--- BEGIN ---

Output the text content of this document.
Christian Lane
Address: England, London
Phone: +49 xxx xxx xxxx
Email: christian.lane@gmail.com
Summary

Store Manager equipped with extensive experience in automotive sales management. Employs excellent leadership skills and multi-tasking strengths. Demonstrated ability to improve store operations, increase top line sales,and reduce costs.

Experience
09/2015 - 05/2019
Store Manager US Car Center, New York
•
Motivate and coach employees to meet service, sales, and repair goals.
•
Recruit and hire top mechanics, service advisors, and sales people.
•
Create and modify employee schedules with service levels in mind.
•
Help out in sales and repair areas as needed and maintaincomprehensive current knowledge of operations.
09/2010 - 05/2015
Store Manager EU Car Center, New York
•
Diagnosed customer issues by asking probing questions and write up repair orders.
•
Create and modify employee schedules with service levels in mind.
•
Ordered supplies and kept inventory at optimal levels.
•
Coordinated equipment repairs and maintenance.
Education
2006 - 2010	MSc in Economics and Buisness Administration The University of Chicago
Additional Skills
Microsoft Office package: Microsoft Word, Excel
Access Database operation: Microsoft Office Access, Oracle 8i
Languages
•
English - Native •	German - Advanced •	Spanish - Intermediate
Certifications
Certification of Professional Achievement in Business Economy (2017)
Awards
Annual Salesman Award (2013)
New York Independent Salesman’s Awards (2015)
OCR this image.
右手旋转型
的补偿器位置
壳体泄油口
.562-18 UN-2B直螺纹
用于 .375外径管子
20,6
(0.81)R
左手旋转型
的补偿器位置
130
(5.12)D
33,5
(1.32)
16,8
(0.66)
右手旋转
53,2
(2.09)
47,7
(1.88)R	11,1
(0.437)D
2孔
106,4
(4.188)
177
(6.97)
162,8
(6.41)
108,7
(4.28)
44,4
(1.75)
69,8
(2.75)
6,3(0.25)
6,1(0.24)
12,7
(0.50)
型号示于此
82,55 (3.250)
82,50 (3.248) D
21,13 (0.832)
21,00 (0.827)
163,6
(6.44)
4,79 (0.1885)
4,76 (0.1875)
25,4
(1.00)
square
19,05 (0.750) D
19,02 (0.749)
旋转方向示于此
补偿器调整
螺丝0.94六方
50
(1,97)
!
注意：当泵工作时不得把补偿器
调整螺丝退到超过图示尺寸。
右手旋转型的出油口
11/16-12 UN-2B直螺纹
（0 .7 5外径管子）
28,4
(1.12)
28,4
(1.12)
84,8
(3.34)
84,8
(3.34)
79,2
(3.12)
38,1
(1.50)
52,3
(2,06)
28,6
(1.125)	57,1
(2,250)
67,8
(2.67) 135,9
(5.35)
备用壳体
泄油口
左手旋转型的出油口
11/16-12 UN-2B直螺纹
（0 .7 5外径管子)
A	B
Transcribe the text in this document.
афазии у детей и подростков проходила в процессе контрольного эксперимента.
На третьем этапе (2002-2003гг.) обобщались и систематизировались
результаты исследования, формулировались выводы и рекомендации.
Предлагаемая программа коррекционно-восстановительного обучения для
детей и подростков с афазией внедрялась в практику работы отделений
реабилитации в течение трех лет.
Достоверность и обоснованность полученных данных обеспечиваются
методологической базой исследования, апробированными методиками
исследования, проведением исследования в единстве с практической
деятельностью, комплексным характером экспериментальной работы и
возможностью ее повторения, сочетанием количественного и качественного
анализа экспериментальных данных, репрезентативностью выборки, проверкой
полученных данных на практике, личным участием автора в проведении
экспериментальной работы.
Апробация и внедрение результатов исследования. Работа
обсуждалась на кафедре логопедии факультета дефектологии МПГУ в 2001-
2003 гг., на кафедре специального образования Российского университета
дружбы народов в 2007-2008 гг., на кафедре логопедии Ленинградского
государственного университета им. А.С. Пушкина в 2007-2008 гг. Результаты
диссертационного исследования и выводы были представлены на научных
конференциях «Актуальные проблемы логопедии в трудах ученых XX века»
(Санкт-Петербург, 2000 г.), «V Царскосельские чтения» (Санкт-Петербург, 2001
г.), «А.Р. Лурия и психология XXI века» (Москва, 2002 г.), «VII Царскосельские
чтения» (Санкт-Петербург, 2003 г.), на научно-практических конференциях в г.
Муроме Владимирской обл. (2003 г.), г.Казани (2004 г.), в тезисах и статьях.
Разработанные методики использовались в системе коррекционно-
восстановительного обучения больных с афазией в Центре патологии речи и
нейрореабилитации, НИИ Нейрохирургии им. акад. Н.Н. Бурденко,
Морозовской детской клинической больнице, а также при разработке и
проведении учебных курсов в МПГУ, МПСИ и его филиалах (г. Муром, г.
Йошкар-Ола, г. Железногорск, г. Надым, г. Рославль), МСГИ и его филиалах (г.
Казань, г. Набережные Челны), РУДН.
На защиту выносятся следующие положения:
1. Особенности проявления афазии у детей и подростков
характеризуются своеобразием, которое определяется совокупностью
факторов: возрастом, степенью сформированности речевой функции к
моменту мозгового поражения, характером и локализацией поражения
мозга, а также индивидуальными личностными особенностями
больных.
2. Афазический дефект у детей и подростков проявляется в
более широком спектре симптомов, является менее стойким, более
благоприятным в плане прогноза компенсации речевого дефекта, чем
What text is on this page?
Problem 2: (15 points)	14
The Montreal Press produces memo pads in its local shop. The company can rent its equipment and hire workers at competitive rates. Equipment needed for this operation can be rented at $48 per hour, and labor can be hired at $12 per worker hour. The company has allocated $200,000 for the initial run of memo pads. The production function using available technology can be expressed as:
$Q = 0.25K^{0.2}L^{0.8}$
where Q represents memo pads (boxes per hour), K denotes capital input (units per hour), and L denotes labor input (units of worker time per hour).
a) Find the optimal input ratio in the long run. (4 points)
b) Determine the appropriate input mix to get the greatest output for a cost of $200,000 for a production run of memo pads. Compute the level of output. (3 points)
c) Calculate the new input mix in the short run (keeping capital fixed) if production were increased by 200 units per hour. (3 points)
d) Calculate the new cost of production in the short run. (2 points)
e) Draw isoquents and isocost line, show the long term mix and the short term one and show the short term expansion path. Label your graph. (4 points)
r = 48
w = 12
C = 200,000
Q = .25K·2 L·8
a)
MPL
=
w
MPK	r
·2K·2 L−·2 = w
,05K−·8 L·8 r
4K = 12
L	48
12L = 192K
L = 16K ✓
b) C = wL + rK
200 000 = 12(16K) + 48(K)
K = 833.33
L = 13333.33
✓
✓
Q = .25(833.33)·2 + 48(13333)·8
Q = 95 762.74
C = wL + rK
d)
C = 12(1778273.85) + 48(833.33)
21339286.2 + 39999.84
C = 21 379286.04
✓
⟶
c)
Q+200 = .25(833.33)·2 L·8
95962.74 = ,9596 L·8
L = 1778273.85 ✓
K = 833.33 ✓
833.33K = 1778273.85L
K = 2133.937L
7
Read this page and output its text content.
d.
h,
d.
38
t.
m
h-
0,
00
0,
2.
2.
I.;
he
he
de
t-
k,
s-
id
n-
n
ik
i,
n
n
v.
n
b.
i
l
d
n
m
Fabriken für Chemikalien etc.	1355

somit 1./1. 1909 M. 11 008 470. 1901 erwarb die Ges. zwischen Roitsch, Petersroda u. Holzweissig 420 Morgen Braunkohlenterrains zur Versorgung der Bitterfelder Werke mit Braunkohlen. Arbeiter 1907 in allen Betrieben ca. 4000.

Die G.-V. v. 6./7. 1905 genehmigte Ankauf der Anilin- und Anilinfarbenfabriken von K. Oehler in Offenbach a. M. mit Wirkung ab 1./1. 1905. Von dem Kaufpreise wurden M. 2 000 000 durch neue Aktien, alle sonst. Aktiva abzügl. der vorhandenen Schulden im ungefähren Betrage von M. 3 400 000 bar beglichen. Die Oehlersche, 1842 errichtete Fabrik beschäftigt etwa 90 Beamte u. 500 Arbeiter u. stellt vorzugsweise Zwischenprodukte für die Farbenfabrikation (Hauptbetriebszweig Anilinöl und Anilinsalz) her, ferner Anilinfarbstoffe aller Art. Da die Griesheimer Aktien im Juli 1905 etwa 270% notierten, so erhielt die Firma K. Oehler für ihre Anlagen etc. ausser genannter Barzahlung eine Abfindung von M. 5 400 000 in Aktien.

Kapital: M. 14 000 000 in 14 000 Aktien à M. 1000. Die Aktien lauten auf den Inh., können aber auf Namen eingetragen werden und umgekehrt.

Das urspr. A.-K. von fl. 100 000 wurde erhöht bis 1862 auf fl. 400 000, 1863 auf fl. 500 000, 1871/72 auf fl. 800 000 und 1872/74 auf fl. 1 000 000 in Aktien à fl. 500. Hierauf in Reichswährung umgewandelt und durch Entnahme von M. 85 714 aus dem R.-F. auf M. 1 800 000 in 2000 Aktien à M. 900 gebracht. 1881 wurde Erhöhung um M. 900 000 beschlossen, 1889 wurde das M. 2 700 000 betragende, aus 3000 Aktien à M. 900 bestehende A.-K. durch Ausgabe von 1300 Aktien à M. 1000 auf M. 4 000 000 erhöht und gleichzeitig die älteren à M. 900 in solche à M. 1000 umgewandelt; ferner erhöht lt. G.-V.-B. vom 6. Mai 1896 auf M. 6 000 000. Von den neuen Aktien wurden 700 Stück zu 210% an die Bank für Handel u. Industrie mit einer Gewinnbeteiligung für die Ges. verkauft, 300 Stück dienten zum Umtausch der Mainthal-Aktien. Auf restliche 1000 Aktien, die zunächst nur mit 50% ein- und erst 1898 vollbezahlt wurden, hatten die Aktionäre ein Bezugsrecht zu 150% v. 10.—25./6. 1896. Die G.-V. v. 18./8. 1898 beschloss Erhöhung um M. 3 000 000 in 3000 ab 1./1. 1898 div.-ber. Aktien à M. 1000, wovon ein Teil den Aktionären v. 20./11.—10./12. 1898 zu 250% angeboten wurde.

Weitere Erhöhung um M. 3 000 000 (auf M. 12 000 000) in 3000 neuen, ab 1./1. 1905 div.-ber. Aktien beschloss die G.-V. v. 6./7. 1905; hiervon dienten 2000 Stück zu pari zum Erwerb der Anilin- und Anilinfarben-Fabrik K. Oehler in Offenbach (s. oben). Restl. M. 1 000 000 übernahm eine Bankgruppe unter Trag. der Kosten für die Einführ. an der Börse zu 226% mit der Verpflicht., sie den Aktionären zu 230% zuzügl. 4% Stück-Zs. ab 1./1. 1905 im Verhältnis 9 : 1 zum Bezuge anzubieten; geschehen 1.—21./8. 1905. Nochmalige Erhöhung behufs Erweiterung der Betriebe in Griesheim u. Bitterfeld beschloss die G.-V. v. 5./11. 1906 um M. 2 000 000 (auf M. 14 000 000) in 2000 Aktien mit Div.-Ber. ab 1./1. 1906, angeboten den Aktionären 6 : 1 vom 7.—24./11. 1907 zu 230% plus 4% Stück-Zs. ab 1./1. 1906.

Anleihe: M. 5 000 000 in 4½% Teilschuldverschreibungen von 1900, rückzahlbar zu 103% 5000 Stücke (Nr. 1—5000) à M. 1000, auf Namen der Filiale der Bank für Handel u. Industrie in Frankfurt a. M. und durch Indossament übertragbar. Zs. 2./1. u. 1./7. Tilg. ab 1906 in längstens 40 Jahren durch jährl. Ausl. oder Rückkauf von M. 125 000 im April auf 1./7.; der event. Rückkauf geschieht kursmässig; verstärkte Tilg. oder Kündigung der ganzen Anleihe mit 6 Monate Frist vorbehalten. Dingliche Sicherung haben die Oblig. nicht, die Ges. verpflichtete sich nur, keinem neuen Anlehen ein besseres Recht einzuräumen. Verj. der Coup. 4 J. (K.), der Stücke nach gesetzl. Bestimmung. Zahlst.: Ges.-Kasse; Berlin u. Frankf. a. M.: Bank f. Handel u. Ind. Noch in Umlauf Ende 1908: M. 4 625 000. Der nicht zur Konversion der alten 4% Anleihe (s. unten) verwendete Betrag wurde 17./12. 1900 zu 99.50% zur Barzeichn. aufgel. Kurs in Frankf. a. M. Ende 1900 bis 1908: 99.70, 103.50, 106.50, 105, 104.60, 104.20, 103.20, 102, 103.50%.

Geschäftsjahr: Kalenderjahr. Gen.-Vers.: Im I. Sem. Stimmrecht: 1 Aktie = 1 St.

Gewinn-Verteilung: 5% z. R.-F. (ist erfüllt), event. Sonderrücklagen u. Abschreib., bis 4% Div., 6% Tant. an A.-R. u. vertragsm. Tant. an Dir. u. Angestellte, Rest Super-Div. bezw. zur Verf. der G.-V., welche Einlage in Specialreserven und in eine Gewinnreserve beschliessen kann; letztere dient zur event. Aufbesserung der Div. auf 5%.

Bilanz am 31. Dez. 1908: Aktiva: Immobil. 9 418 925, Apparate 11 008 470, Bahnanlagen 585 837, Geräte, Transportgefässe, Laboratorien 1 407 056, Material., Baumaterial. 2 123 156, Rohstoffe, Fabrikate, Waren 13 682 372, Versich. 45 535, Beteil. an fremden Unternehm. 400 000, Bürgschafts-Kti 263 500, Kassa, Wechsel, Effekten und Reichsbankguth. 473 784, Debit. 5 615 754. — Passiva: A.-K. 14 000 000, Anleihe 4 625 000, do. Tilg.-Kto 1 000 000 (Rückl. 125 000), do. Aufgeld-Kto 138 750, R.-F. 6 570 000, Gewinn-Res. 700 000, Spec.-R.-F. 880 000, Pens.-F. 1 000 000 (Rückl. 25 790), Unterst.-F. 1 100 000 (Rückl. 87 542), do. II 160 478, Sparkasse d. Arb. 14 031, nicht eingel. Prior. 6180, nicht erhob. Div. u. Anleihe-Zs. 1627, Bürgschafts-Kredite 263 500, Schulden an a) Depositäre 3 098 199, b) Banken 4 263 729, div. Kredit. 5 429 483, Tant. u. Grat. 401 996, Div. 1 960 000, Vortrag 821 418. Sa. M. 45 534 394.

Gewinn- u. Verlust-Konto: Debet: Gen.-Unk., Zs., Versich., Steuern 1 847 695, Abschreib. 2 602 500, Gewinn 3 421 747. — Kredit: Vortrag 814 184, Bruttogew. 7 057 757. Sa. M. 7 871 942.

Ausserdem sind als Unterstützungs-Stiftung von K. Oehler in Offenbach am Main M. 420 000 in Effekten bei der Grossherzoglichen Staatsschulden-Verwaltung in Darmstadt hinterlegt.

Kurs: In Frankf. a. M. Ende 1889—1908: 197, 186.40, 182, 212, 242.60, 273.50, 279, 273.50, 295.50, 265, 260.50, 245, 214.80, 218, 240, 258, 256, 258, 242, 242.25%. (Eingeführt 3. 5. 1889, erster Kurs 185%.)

--- END ---

WRITTEN REQUEST - Take every line that includes the string "Петербург" and copy it.

ANSWER TO THE PROBLEM -
(Санкт-Петербург, 2000 г.), «V Царскосельские чтения» (Санкт-Петербург, 2001
чтения» (Санкт-Петербург, 2003 г.), на научно-практических конференциях в г.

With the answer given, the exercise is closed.